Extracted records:
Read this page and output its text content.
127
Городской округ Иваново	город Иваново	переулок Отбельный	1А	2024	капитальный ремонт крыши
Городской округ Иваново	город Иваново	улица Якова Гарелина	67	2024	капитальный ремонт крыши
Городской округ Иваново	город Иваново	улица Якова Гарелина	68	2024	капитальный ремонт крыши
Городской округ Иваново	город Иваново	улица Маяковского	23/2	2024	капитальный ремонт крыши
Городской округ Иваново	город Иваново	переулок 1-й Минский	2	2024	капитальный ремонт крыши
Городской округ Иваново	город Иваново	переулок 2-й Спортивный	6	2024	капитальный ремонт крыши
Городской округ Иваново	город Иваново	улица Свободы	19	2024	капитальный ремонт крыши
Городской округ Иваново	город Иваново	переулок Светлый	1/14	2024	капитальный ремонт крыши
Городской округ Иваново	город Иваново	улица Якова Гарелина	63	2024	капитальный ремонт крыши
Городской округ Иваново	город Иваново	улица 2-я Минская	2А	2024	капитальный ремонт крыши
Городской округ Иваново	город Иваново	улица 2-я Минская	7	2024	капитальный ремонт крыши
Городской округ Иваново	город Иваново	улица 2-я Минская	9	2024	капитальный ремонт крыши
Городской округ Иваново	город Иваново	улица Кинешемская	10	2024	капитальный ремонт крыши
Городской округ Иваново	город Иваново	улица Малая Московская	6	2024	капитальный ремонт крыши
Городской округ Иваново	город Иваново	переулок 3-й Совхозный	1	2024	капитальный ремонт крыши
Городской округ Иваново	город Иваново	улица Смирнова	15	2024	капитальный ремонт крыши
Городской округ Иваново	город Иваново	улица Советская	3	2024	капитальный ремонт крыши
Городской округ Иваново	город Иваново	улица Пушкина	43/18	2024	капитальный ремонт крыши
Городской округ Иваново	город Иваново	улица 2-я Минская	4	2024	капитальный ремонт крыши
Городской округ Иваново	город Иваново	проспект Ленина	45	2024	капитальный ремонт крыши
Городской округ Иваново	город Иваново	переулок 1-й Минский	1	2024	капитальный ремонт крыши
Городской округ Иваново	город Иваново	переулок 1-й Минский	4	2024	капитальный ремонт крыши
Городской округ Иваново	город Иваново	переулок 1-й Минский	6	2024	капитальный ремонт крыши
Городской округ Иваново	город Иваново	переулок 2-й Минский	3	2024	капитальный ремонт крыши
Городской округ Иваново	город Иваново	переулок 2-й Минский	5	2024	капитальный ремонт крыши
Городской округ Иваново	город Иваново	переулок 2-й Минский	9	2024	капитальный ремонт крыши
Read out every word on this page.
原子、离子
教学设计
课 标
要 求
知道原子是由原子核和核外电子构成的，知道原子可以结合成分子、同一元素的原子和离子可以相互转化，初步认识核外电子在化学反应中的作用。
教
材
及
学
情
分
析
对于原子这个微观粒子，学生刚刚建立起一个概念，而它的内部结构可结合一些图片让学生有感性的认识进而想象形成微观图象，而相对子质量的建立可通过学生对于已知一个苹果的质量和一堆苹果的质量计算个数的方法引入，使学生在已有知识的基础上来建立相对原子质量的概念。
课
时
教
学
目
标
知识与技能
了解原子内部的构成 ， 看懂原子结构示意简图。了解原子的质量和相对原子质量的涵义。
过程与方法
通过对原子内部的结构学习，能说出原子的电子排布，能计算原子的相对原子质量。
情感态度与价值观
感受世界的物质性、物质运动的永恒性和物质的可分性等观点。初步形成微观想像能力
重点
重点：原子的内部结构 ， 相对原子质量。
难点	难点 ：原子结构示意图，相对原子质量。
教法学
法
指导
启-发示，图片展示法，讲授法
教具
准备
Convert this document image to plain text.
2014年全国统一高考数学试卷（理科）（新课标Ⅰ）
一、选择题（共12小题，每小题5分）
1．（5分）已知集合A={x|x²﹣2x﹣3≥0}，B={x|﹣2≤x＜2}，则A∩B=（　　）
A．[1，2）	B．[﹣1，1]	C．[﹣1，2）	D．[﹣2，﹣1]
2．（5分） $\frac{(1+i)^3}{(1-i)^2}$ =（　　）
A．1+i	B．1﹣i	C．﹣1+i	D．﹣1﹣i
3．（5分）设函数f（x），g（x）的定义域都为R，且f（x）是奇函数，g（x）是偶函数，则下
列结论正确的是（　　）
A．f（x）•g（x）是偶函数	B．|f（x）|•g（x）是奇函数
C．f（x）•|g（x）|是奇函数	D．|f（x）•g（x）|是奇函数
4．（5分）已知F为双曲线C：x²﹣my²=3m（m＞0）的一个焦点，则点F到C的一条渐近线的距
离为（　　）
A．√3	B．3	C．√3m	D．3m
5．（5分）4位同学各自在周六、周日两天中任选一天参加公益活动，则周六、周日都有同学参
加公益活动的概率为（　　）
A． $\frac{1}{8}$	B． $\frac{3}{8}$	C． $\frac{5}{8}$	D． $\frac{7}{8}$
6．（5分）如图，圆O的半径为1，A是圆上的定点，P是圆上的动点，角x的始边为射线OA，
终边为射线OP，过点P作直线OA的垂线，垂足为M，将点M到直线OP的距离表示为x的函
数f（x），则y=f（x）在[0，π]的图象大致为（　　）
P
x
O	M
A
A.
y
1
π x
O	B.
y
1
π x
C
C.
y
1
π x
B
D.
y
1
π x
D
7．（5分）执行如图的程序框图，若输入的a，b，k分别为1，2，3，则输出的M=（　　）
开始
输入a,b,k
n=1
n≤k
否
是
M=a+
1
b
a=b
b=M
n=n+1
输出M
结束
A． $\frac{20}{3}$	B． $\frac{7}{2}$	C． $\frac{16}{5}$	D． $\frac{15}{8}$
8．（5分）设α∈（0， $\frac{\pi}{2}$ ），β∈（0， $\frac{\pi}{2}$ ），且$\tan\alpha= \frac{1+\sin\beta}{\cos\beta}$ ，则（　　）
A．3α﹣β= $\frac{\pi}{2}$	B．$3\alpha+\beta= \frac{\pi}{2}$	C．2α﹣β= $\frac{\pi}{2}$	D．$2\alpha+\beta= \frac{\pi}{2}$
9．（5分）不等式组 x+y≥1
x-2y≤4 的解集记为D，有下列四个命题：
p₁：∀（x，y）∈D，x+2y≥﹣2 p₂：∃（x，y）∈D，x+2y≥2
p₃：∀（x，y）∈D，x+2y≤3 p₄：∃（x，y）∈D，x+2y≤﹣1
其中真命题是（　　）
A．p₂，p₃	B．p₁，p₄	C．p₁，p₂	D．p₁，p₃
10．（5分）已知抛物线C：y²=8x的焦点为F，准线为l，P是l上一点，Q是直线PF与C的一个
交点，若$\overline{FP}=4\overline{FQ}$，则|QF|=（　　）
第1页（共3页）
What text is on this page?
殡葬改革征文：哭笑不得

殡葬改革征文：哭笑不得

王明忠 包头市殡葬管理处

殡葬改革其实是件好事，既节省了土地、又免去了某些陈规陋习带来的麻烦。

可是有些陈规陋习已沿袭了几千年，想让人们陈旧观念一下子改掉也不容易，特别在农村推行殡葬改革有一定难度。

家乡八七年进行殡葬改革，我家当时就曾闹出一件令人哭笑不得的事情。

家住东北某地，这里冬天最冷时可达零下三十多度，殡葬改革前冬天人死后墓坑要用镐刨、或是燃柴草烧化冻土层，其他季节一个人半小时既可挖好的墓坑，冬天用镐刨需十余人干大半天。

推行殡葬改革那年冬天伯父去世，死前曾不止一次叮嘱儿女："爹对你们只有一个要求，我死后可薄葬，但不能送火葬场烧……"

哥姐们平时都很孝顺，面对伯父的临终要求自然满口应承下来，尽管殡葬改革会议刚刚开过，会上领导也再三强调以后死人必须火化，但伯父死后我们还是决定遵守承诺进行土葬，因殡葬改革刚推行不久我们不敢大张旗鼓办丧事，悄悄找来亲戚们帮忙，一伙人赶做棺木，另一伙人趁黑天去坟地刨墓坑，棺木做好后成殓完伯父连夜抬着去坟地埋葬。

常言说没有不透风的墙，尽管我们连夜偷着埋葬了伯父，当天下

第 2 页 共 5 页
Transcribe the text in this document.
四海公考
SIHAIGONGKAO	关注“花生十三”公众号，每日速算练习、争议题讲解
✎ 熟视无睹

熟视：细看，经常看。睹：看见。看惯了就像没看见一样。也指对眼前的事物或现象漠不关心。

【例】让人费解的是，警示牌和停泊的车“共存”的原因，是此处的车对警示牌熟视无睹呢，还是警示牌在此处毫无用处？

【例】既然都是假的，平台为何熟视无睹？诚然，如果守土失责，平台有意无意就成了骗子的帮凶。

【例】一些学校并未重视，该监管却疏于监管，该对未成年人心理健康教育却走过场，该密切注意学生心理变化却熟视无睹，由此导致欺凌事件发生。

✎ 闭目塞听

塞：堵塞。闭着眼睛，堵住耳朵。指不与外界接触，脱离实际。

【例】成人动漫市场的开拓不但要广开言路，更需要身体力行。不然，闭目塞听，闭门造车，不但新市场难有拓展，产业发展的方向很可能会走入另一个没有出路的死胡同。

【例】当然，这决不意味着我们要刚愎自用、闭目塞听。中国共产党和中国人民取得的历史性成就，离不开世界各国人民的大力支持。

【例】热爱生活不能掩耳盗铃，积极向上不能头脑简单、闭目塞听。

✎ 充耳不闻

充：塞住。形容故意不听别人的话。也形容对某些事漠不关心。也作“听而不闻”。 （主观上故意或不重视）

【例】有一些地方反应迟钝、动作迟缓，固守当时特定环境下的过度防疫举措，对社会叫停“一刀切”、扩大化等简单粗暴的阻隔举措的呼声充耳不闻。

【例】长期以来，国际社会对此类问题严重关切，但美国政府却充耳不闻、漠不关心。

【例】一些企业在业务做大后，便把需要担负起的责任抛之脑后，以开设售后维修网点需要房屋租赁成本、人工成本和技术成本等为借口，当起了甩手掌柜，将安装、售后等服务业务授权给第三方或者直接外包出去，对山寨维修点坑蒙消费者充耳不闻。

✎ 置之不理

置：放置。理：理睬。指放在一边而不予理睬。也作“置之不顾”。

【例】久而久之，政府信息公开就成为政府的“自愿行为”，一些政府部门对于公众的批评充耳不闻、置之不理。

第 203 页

(Prompt)
Set out exactly the run of lines that begins at the line holding "Transcribe the text in this document." and ends at the last line of the data.

(Problem solution)
Transcribe the text in this document.
四海公考
SIHAIGONGKAO	关注“花生十三”公众号，每日速算练习、争议题讲解
✎ 熟视无睹

熟视：细看，经常看。睹：看见。看惯了就像没看见一样。也指对眼前的事物或现象漠不关心。

【例】让人费解的是，警示牌和停泊的车“共存”的原因，是此处的车对警示牌熟视无睹呢，还是警示牌在此处毫无用处？

【例】既然都是假的，平台为何熟视无睹？诚然，如果守土失责，平台有意无意就成了骗子的帮凶。

【例】一些学校并未重视，该监管却疏于监管，该对未成年人心理健康教育却走过场，该密切注意学生心理变化却熟视无睹，由此导致欺凌事件发生。

✎ 闭目塞听

塞：堵塞。闭着眼睛，堵住耳朵。指不与外界接触，脱离实际。

【例】成人动漫市场的开拓不但要广开言路，更需要身体力行。不然，闭目塞听，闭门造车，不但新市场难有拓展，产业发展的方向很可能会走入另一个没有出路的死胡同。

【例】当然，这决不意味着我们要刚愎自用、闭目塞听。中国共产党和中国人民取得的历史性成就，离不开世界各国人民的大力支持。

【例】热爱生活不能掩耳盗铃，积极向上不能头脑简单、闭目塞听。

✎ 充耳不闻

充：塞住。形容故意不听别人的话。也形容对某些事漠不关心。也作“听而不闻”。 （主观上故意或不重视）

【例】有一些地方反应迟钝、动作迟缓，固守当时特定环境下的过度防疫举措，对社会叫停“一刀切”、扩大化等简单粗暴的阻隔举措的呼声充耳不闻。

【例】长期以来，国际社会对此类问题严重关切，但美国政府却充耳不闻、漠不关心。

【例】一些企业在业务做大后，便把需要担负起的责任抛之脑后，以开设售后维修网点需要房屋租赁成本、人工成本和技术成本等为借口，当起了甩手掌柜，将安装、售后等服务业务授权给第三方或者直接外包出去，对山寨维修点坑蒙消费者充耳不闻。

✎ 置之不理

置：放置。理：理睬。指放在一边而不予理睬。也作“置之不顾”。

【例】久而久之，政府信息公开就成为政府的“自愿行为”，一些政府部门对于公众的批评充耳不闻、置之不理。

第 203 页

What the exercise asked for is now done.